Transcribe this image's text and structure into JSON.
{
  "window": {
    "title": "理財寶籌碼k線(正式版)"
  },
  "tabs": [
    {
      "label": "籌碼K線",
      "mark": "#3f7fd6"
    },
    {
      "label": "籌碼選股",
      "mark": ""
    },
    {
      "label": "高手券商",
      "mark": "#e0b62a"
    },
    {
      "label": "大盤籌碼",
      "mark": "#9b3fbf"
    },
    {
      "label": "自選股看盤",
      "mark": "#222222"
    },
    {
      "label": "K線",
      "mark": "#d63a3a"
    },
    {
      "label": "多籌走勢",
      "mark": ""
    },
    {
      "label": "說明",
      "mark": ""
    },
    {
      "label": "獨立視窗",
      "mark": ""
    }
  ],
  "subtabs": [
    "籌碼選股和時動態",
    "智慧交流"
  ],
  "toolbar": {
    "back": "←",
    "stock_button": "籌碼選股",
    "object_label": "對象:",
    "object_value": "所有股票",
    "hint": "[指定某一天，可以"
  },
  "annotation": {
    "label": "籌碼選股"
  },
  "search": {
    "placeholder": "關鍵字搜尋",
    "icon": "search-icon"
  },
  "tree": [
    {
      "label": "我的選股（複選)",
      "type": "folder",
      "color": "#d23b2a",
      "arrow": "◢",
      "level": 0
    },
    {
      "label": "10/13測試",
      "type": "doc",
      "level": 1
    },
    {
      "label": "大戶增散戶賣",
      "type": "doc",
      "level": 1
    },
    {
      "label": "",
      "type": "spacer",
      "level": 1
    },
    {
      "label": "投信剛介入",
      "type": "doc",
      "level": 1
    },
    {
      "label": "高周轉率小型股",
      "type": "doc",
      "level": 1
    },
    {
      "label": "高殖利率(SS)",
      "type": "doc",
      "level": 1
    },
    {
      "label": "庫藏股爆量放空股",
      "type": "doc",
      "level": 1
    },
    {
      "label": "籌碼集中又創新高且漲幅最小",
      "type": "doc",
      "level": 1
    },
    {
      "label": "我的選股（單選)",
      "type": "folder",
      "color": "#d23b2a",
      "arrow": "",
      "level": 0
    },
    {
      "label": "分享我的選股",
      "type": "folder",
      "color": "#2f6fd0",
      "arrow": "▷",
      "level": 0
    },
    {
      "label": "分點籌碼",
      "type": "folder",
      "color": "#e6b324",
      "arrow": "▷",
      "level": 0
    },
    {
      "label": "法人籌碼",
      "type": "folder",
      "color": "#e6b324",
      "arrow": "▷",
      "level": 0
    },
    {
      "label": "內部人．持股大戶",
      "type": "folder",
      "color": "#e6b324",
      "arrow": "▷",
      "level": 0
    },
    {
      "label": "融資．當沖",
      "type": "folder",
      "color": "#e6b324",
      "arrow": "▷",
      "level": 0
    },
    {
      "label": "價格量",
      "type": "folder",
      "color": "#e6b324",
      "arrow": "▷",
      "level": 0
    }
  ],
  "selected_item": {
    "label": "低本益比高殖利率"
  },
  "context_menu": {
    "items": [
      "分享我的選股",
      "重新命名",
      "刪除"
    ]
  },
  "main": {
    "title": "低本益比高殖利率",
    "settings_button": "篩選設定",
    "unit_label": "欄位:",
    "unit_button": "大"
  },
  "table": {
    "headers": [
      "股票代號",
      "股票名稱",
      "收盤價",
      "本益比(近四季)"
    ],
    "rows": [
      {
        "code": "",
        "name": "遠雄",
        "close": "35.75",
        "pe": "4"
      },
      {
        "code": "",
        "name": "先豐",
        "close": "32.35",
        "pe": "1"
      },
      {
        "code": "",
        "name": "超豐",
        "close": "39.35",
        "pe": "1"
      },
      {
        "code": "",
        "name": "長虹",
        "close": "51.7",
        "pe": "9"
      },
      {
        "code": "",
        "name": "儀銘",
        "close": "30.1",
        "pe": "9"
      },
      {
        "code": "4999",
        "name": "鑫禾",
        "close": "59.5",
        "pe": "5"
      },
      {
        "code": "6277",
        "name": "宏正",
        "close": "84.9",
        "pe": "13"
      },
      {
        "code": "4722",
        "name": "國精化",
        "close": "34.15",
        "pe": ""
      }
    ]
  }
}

--------------------------------

**DESCRIPTION OF THE TASK**. Send back all of the entries exactly, with nothing missing.

**WRITTEN RESPONSE**.
Transcribe this image's text and structure into JSON.
{
  "window": {
    "title": "理財寶籌碼k線(正式版)"
  },
  "tabs": [
    {
      "label": "籌碼K線",
      "mark": "#3f7fd6"
    },
    {
      "label": "籌碼選股",
      "mark": ""
    },
    {
      "label": "高手券商",
      "mark": "#e0b62a"
    },
    {
      "label": "大盤籌碼",
      "mark": "#9b3fbf"
    },
    {
      "label": "自選股看盤",
      "mark": "#222222"
    },
    {
      "label": "K線",
      "mark": "#d63a3a"
    },
    {
      "label": "多籌走勢",
      "mark": ""
    },
    {
      "label": "說明",
      "mark": ""
    },
    {
      "label": "獨立視窗",
      "mark": ""
    }
  ],
  "subtabs": [
    "籌碼選股和時動態",
    "智慧交流"
  ],
  "toolbar": {
    "back": "←",
    "stock_button": "籌碼選股",
    "object_label": "對象:",
    "object_value": "所有股票",
    "hint": "[指定某一天，可以"
  },
  "annotation": {
    "label": "籌碼選股"
  },
  "search": {
    "placeholder": "關鍵字搜尋",
    "icon": "search-icon"
  },
  "tree": [
    {
      "label": "我的選股（複選)",
      "type": "folder",
      "color": "#d23b2a",
      "arrow": "◢",
      "level": 0
    },
    {
      "label": "10/13測試",
      "type": "doc",
      "level": 1
    },
    {
      "label": "大戶增散戶賣",
      "type": "doc",
      "level": 1
    },
    {
      "label": "",
      "type": "spacer",
      "level": 1
    },
    {
      "label": "投信剛介入",
      "type": "doc",
      "level": 1
    },
    {
      "label": "高周轉率小型股",
      "type": "doc",
      "level": 1
    },
    {
      "label": "高殖利率(SS)",
      "type": "doc",
      "level": 1
    },
    {
      "label": "庫藏股爆量放空股",
      "type": "doc",
      "level": 1
    },
    {
      "label": "籌碼集中又創新高且漲幅最小",
      "type": "doc",
      "level": 1
    },
    {
      "label": "我的選股（單選)",
      "type": "folder",
      "color": "#d23b2a",
      "arrow": "",
      "level": 0
    },
    {
      "label": "分享我的選股",
      "type": "folder",
      "color": "#2f6fd0",
      "arrow": "▷",
      "level": 0
    },
    {
      "label": "分點籌碼",
      "type": "folder",
      "color": "#e6b324",
      "arrow": "▷",
      "level": 0
    },
    {
      "label": "法人籌碼",
      "type": "folder",
      "color": "#e6b324",
      "arrow": "▷",
      "level": 0
    },
    {
      "label": "內部人．持股大戶",
      "type": "folder",
      "color": "#e6b324",
      "arrow": "▷",
      "level": 0
    },
    {
      "label": "融資．當沖",
      "type": "folder",
      "color": "#e6b324",
      "arrow": "▷",
      "level": 0
    },
    {
      "label": "價格量",
      "type": "folder",
      "color": "#e6b324",
      "arrow": "▷",
      "level": 0
    }
  ],
  "selected_item": {
    "label": "低本益比高殖利率"
  },
  "context_menu": {
    "items": [
      "分享我的選股",
      "重新命名",
      "刪除"
    ]
  },
  "main": {
    "title": "低本益比高殖利率",
    "settings_button": "篩選設定",
    "unit_label": "欄位:",
    "unit_button": "大"
  },
  "table": {
    "headers": [
      "股票代號",
      "股票名稱",
      "收盤價",
      "本益比(近四季)"
    ],
    "rows": [
      {
        "code": "",
        "name": "遠雄",
        "close": "35.75",
        "pe": "4"
      },
      {
        "code": "",
        "name": "先豐",
        "close": "32.35",
        "pe": "1"
      },
      {
        "code": "",
        "name": "超豐",
        "close": "39.35",
        "pe": "1"
      },
      {
        "code": "",
        "name": "長虹",
        "close": "51.7",
        "pe": "9"
      },
      {
        "code": "",
        "name": "儀銘",
        "close": "30.1",
        "pe": "9"
      },
      {
        "code": "4999",
        "name": "鑫禾",
        "close": "59.5",
        "pe": "5"
      },
      {
        "code": "6277",
        "name": "宏正",
        "close": "84.9",
        "pe": "13"
      },
      {
        "code": "4722",
        "name": "國精化",
        "close": "34.15",
        "pe": ""
      }
    ]
  }
}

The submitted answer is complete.